### Directive
Go through the material below and copy all lines with "Browser".
-- START Supplied material --
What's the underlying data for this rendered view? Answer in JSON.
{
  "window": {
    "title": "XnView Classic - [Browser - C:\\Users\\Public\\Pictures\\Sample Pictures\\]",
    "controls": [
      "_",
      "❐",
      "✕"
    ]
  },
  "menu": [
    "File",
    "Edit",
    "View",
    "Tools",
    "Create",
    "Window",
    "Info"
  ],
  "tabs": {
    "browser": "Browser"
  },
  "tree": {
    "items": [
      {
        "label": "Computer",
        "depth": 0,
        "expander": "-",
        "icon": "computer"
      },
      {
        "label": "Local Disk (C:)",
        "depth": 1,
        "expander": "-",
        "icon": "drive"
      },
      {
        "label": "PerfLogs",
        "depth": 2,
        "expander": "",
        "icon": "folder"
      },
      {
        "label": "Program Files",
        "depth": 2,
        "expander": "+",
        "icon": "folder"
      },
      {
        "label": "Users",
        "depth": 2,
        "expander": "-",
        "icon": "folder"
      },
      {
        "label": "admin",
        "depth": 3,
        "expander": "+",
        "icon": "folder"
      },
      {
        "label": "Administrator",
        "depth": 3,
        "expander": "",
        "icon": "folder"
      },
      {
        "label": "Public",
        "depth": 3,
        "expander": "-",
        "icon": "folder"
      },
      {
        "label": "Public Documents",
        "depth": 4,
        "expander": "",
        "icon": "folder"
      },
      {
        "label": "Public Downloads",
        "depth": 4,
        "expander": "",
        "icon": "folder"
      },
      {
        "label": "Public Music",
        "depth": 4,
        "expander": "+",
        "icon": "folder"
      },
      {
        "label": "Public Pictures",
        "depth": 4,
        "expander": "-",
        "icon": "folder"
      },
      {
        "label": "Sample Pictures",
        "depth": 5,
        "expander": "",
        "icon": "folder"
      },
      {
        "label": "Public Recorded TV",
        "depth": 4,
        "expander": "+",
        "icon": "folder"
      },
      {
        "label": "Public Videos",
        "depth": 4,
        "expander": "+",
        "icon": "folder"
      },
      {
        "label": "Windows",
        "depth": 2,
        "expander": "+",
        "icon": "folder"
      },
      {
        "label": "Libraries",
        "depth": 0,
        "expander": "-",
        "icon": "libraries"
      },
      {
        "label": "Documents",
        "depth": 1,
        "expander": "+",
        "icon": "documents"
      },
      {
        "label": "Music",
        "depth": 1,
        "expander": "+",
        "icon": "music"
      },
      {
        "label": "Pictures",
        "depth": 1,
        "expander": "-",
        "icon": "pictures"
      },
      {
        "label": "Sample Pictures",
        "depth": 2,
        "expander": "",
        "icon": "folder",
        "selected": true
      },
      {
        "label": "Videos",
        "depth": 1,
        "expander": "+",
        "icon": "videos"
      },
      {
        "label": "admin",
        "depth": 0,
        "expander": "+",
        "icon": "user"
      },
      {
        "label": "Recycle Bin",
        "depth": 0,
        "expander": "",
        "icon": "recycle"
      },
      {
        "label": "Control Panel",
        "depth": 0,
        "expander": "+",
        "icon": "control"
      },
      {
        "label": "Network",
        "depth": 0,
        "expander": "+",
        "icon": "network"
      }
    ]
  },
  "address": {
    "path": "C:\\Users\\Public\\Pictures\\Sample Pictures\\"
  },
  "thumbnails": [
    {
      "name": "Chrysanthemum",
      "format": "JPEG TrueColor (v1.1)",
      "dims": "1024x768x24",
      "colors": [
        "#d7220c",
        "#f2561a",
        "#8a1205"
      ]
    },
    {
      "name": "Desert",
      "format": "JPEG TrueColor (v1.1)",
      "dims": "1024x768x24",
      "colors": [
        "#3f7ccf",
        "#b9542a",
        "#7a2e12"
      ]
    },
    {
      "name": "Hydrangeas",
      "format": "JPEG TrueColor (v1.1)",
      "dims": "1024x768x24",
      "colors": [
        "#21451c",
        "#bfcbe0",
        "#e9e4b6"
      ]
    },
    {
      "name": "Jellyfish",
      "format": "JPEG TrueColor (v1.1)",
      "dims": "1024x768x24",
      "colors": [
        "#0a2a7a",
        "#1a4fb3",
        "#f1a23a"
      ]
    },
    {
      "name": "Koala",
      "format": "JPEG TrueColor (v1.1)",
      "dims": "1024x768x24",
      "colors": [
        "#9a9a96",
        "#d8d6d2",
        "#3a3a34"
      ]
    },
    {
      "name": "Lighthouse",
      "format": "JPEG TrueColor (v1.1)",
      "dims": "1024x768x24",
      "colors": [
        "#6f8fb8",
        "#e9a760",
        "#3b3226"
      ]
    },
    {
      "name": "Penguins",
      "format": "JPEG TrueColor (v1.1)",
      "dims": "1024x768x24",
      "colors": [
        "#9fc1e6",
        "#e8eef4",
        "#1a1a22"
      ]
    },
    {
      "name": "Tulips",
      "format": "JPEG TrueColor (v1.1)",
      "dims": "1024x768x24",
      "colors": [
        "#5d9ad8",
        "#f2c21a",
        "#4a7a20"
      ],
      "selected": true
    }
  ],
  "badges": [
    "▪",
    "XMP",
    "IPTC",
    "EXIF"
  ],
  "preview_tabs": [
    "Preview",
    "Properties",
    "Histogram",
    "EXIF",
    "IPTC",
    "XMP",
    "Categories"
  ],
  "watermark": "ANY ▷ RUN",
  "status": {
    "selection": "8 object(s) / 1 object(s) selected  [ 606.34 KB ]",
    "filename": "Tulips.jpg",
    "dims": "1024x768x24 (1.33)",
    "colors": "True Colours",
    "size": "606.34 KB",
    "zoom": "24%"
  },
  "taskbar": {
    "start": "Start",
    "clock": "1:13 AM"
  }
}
-- END Supplied material --
### Solution to the problem
    "title": "XnView Classic - [Browser - C:\\Users\\Public\\Pictures\\Sample Pictures\\]",
    "browser": "Browser"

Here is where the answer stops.